- _ITEMS_:
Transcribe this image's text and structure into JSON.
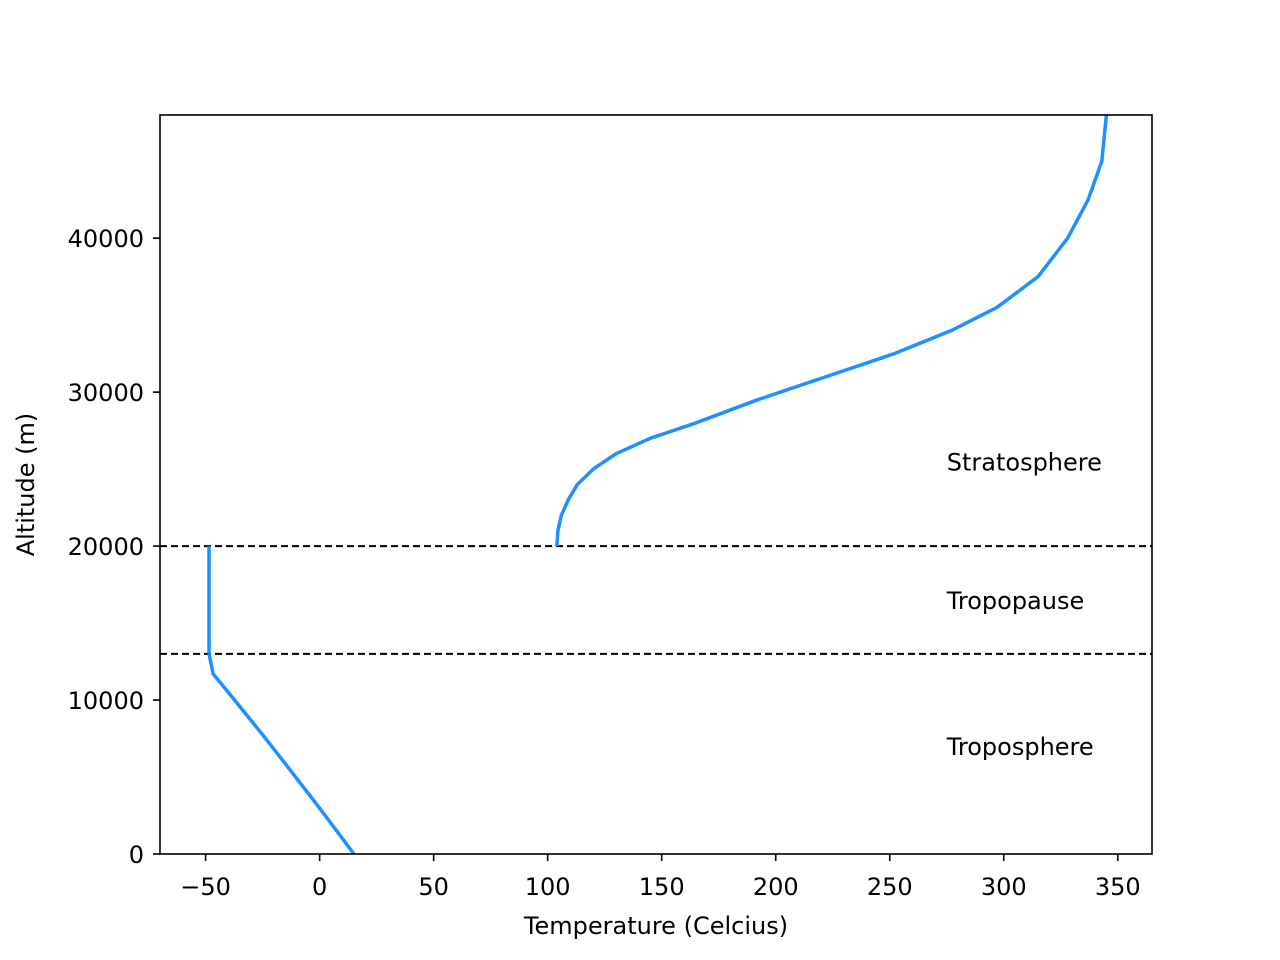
{
  "chart_data": {
    "type": "line",
    "title": "",
    "xlabel": "Temperature (Celcius)",
    "ylabel": "Altitude (m)",
    "xlim": [
      -70,
      365
    ],
    "ylim": [
      0,
      48000
    ],
    "xticks": [
      -50,
      0,
      50,
      100,
      150,
      200,
      250,
      300,
      350
    ],
    "xtick_labels": [
      "−50",
      "0",
      "50",
      "100",
      "150",
      "200",
      "250",
      "300",
      "350"
    ],
    "yticks": [
      0,
      10000,
      20000,
      30000,
      40000
    ],
    "ytick_labels": [
      "0",
      "10000",
      "20000",
      "30000",
      "40000"
    ],
    "grid": false,
    "legend": "none",
    "line_color": "#1e90ff",
    "series": [
      {
        "x": [
          15.04,
          8.5,
          1.9,
          -4.8,
          -11.6,
          -18.4,
          -25.3,
          -32.4,
          -39.5,
          -46.7,
          -48.5
        ],
        "y": [
          0,
          1300,
          2600,
          3900,
          5200,
          6500,
          7800,
          9100,
          10400,
          11700,
          13000
        ]
      },
      {
        "x": [
          -48.5,
          -48.5
        ],
        "y": [
          13000,
          20000
        ]
      },
      {
        "x": [
          104,
          104.5,
          106,
          109,
          113,
          120,
          130,
          145,
          165,
          192,
          222,
          252,
          277,
          297,
          315,
          328,
          337,
          343,
          345
        ],
        "y": [
          20000,
          21000,
          22000,
          23000,
          24000,
          25000,
          26000,
          27000,
          28000,
          29500,
          31000,
          32500,
          34000,
          35500,
          37500,
          40000,
          42500,
          45000,
          48000
        ]
      }
    ],
    "reference_lines": [
      {
        "y": 13000,
        "style": "dashed",
        "color": "#000000"
      },
      {
        "y": 20000,
        "style": "dashed",
        "color": "#000000"
      }
    ],
    "annotations": [
      {
        "text": "Stratosphere",
        "x": 275,
        "y": 25500
      },
      {
        "text": "Tropopause",
        "x": 275,
        "y": 16500
      },
      {
        "text": "Troposphere",
        "x": 275,
        "y": 7000
      }
    ]
  }
}
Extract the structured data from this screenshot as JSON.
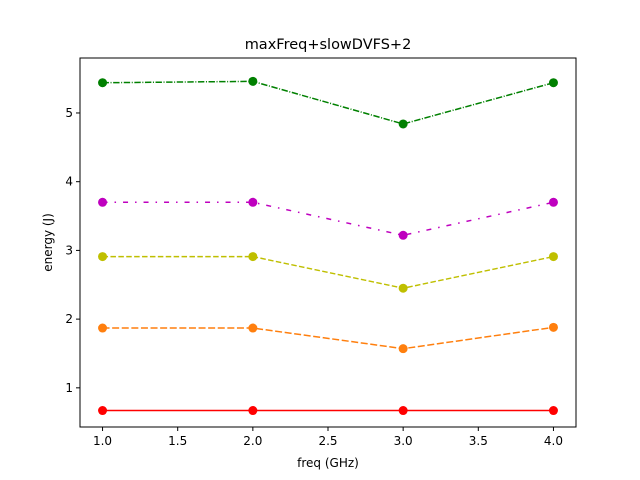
{
  "chart_data": {
    "type": "line",
    "title": "maxFreq+slowDVFS+2",
    "xlabel": "freq (GHz)",
    "ylabel": "energy (J)",
    "xlim": [
      0.85,
      4.15
    ],
    "ylim": [
      0.43,
      5.8
    ],
    "xticks": [
      1.0,
      1.5,
      2.0,
      2.5,
      3.0,
      3.5,
      4.0
    ],
    "xtick_labels": [
      "1.0",
      "1.5",
      "2.0",
      "2.5",
      "3.0",
      "3.5",
      "4.0"
    ],
    "yticks": [
      1,
      2,
      3,
      4,
      5
    ],
    "ytick_labels": [
      "1",
      "2",
      "3",
      "4",
      "5"
    ],
    "grid": false,
    "x": [
      1.0,
      2.0,
      3.0,
      4.0
    ],
    "series": [
      {
        "values": [
          0.67,
          0.67,
          0.67,
          0.67
        ],
        "color": "#ff0000",
        "linestyle": "solid",
        "marker": "circle"
      },
      {
        "values": [
          1.87,
          1.87,
          1.57,
          1.88
        ],
        "color": "#ff7f0e",
        "linestyle": "longdash",
        "marker": "circle"
      },
      {
        "values": [
          2.91,
          2.91,
          2.45,
          2.91
        ],
        "color": "#bfbf00",
        "linestyle": "dashed",
        "marker": "circle"
      },
      {
        "values": [
          3.7,
          3.7,
          3.22,
          3.7
        ],
        "color": "#bf00bf",
        "linestyle": "dashdot-sparse",
        "marker": "circle"
      },
      {
        "values": [
          5.44,
          5.46,
          4.84,
          5.44
        ],
        "color": "#008000",
        "linestyle": "dashdot",
        "marker": "circle"
      }
    ]
  }
}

- _DO THIS_: Copy all lines from the data that hold the word "text".

- _ANSWER FOR THIS EXERCISE_:
Transcribe this image's text and structure into JSON.
        "text": "Stratosphere",
        "text": "Tropopause",
        "text": "Troposphere",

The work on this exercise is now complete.